• [Excerpt to read]:
:::
And the running time on Odroid-C2 (ARM64):

$ time ./test_rs --> 72 second (real)

$ time ./test_c --> 14,3 second (real) - 5.0x faster

x86_64 time:

$ time ./test_rs --> 10,95 second (real)

$ time ./test_c --> 1,61 second (real) - 6,8x faster

Can you help me, how can I write 4..5x faster convolution code in Rust?
Target: ARM64 & x86_64.

Update#1: clang

On Odroid-C2 (ARM64): (clang does not support '-march=native')

$ clang -Ofast conv_c.c -o conv_c_clang

$ time ./conv_c_clang --> 15,8 sec, 4,5x faster than Rust.

On x86_64:

$ clang -Ofast -march=native conv_c.c -o conv_c_clang

$ time ./conv_c_clang --> 1,51 sec (x86_64), 7x faster than Rust.

2 Likes

Usually the key to optimizing code like this is to convert your code to use iterators to eliminate bounds checking. You could start by using get_unchecked to confirm that bounds checking is what is causing the slowdown.

I'd also suggest building with cargo.

2 Likes

There is no autovectorization:

       │                 acc += sample[i + j] * coeff[j];
  0,21 │110:   movss  -0xc(%rbx,%rcx,4),%xmm0
  6,32 │       movss  -0x8(%rbx,%rcx,4),%xmm1
  0,36 │       mulss  -0xc(%r12,%rcx,4),%xmm0
       │       mulss  -0x8(%r12,%rcx,4),%xmm1
 18,66 │       addss  %xmm3,%xmm0
       │       movss  -0x4(%rbx,%rcx,4),%xmm2
  0,19 │       mulss  -0x4(%r12,%rcx,4),%xmm2
 23,70 │       addss  %xmm0,%xmm1
  0,28 │       movss  (%rbx,%rcx,4),%xmm3
  0,02 │       mulss  (%r12,%rcx,4),%xmm3
 24,72 │       addss  %xmm1,%xmm2
 24,80 │       addss  %xmm2,%xmm3

Using get_unchecked doesn't help.
:::
• [Work instructions]: Retype the entire excerpt on Rust and C convolution timing, character for character. The records are separate from the excerpt on Rust and C convolution timing.
:::
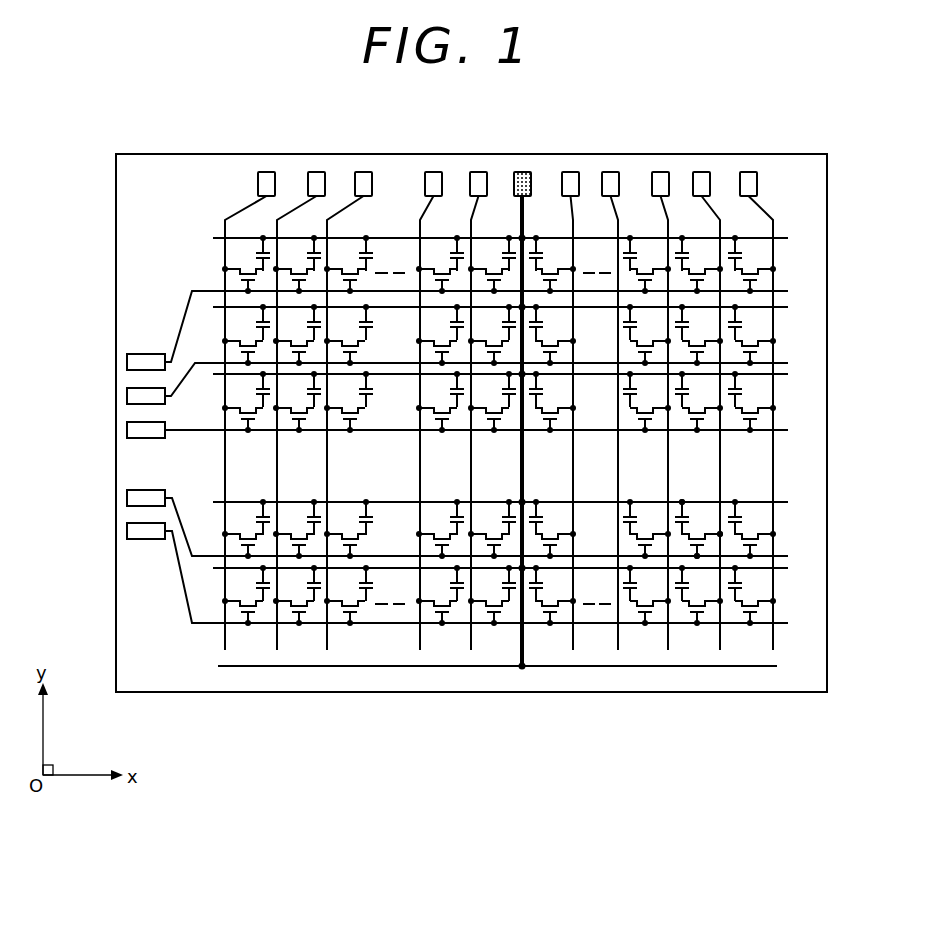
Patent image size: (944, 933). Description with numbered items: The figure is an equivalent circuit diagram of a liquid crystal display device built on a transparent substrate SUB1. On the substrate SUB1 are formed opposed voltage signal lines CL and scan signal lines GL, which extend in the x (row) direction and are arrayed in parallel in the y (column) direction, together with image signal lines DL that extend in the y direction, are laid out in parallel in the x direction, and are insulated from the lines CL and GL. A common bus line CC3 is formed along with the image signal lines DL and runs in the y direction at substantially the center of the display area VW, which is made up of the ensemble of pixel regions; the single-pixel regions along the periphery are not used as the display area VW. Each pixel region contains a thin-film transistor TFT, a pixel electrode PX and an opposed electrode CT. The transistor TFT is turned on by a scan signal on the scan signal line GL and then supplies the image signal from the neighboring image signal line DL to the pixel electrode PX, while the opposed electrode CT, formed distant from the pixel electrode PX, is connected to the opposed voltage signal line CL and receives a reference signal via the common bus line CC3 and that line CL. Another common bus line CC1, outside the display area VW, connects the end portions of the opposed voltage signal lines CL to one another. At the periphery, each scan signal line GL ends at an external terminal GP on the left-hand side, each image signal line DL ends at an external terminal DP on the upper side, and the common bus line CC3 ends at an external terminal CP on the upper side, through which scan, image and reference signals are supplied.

The transparent substrate SUB1 is at (272, 153).
The external terminal DP is at (609, 172).
The external terminal CP is at (532, 190).
The common bus line CC3 is at (519, 216).
The common bus line CC1 is at (233, 666).
The external terminal GP is at (143, 355).
The scan signal line GL is at (423, 720).
The opposed voltage signal line CL is at (607, 718).
The image signal line DL is at (277, 650).
The opposed electrode CT is at (694, 518).
The thin-film transistor TFT is at (705, 541).
The pixel electrode PX is at (690, 526).
The display area VW is at (398, 456).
:::
• [Solution to the exercise]:
And the running time on Odroid-C2 (ARM64):

$ time ./test_rs --> 72 second (real)

$ time ./test_c --> 14,3 second (real) - 5.0x faster

x86_64 time:

$ time ./test_rs --> 10,95 second (real)

$ time ./test_c --> 1,61 second (real) - 6,8x faster

Can you help me, how can I write 4..5x faster convolution code in Rust?
Target: ARM64 & x86_64.

Update#1: clang

On Odroid-C2 (ARM64): (clang does not support '-march=native')

$ clang -Ofast conv_c.c -o conv_c_clang

$ time ./conv_c_clang --> 15,8 sec, 4,5x faster than Rust.

On x86_64:

$ clang -Ofast -march=native conv_c.c -o conv_c_clang

$ time ./conv_c_clang --> 1,51 sec (x86_64), 7x faster than Rust.

2 Likes

Usually the key to optimizing code like this is to convert your code to use iterators to eliminate bounds checking. You could start by using get_unchecked to confirm that bounds checking is what is causing the slowdown.

I'd also suggest building with cargo.

2 Likes

There is no autovectorization:

       │                 acc += sample[i + j] * coeff[j];
  0,21 │110:   movss  -0xc(%rbx,%rcx,4),%xmm0
  6,32 │       movss  -0x8(%rbx,%rcx,4),%xmm1
  0,36 │       mulss  -0xc(%r12,%rcx,4),%xmm0
       │       mulss  -0x8(%r12,%rcx,4),%xmm1
 18,66 │       addss  %xmm3,%xmm0
       │       movss  -0x4(%rbx,%rcx,4),%xmm2
  0,19 │       mulss  -0x4(%r12,%rcx,4),%xmm2
 23,70 │       addss  %xmm0,%xmm1
  0,28 │       movss  (%rbx,%rcx,4),%xmm3
  0,02 │       mulss  (%r12,%rcx,4),%xmm3
 24,72 │       addss  %xmm1,%xmm2
 24,80 │       addss  %xmm2,%xmm3

Using get_unchecked doesn't help.